# Exercise task
Give the listing again exactly, omitting its images.

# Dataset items
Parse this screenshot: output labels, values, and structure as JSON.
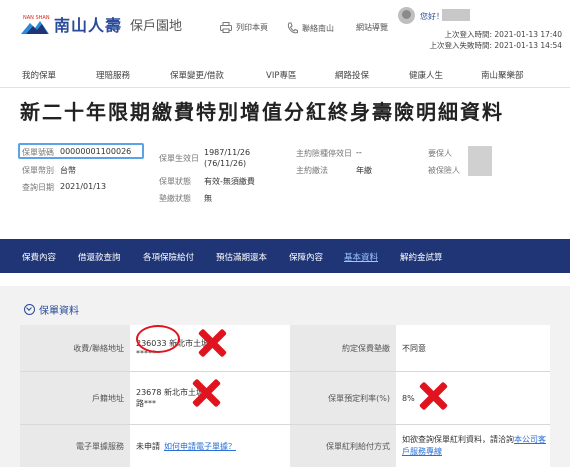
{
  "header": {
    "brand_name": "南山人壽",
    "portal_name": "保戶園地",
    "print_label": "列印本頁",
    "contact_label": "聯絡南山",
    "sitemap_label": "網站導覽",
    "greeting": "您好！",
    "last_login": "上次登入時間: 2021-01-13 17:40",
    "last_failed_login": "上次登入失敗時間: 2021-01-13 14:54"
  },
  "main_nav": [
    "我的保單",
    "理賠服務",
    "保單變更/借款",
    "VIP專區",
    "網路投保",
    "健康人生",
    "南山聚樂部"
  ],
  "page_title": "新二十年限期繳費特別增值分紅終身壽險明細資料",
  "summary": {
    "policy_no_label": "保單號碼",
    "policy_no": "00000001100026",
    "policy_type_label": "保單幣別",
    "policy_type": "台幣",
    "query_date_label": "查詢日期",
    "query_date": "2021/01/13",
    "effective_date_label": "保單生效日",
    "effective_date": "1987/11/26",
    "effective_date_alt": "(76/11/26)",
    "status_label": "保單狀態",
    "status": "有效-無須繳費",
    "loan_label": "墊繳狀態",
    "loan": "無",
    "rider_stop_label": "主約險種停效日",
    "rider_stop": "--",
    "pay_method_label": "主約繳法",
    "pay_method": "年繳",
    "insured_label": "要保人",
    "beneficiary_label": "被保險人"
  },
  "sub_nav": [
    "保費內容",
    "借還款查詢",
    "各項保險給付",
    "預估滿期還本",
    "保障內容",
    "基本資料",
    "解約金試算"
  ],
  "section_title": "保單資料",
  "table": {
    "row1": {
      "left_label": "收費/聯絡地址",
      "left_value_1": "236033 新北市土城區",
      "left_value_2": "*****",
      "right_label": "約定保費墊繳",
      "right_value": "不同意"
    },
    "row2": {
      "left_label": "戶籍地址",
      "left_value_1": "23678 新北市土城區",
      "left_value_2": "路***",
      "right_label": "保單預定利率(%)",
      "right_value": "8%"
    },
    "row3": {
      "left_label": "電子單據服務",
      "left_value_prefix": "未申請",
      "left_value_link": "如何申請電子單據？",
      "right_label": "保單紅利給付方式",
      "right_value_prefix": "如欲查詢保單紅利資料，請洽詢",
      "right_value_link": "本公司客戶服務專線"
    }
  },
  "colors": {
    "brand_blue": "#2a4a9a",
    "subnav_bg": "#1f3576",
    "annotation_red": "#e0141e",
    "highlight_blue": "#5aa3e8"
  }
}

# Complete answer
Parse this screenshot: output labels, values, and structure as JSON.
{
  "header": {
    "brand_name": "南山人壽",
    "portal_name": "保戶園地",
    "print_label": "列印本頁",
    "contact_label": "聯絡南山",
    "sitemap_label": "網站導覽",
    "greeting": "您好！",
    "last_login": "上次登入時間: 2021-01-13 17:40",
    "last_failed_login": "上次登入失敗時間: 2021-01-13 14:54"
  },
  "main_nav": [
    "我的保單",
    "理賠服務",
    "保單變更/借款",
    "VIP專區",
    "網路投保",
    "健康人生",
    "南山聚樂部"
  ],
  "page_title": "新二十年限期繳費特別增值分紅終身壽險明細資料",
  "summary": {
    "policy_no_label": "保單號碼",
    "policy_no": "00000001100026",
    "policy_type_label": "保單幣別",
    "policy_type": "台幣",
    "query_date_label": "查詢日期",
    "query_date": "2021/01/13",
    "effective_date_label": "保單生效日",
    "effective_date": "1987/11/26",
    "effective_date_alt": "(76/11/26)",
    "status_label": "保單狀態",
    "status": "有效-無須繳費",
    "loan_label": "墊繳狀態",
    "loan": "無",
    "rider_stop_label": "主約險種停效日",
    "rider_stop": "--",
    "pay_method_label": "主約繳法",
    "pay_method": "年繳",
    "insured_label": "要保人",
    "beneficiary_label": "被保險人"
  },
  "sub_nav": [
    "保費內容",
    "借還款查詢",
    "各項保險給付",
    "預估滿期還本",
    "保障內容",
    "基本資料",
    "解約金試算"
  ],
  "section_title": "保單資料",
  "table": {
    "row1": {
      "left_label": "收費/聯絡地址",
      "left_value_1": "236033 新北市土城區",
      "left_value_2": "*****",
      "right_label": "約定保費墊繳",
      "right_value": "不同意"
    },
    "row2": {
      "left_label": "戶籍地址",
      "left_value_1": "23678 新北市土城區",
      "left_value_2": "路***",
      "right_label": "保單預定利率(%)",
      "right_value": "8%"
    },
    "row3": {
      "left_label": "電子單據服務",
      "left_value_prefix": "未申請",
      "left_value_link": "如何申請電子單據？",
      "right_label": "保單紅利給付方式",
      "right_value_prefix": "如欲查詢保單紅利資料，請洽詢",
      "right_value_link": "本公司客戶服務專線"
    }
  },
  "colors": {
    "brand_blue": "#2a4a9a",
    "subnav_bg": "#1f3576",
    "annotation_red": "#e0141e",
    "highlight_blue": "#5aa3e8"
  }
}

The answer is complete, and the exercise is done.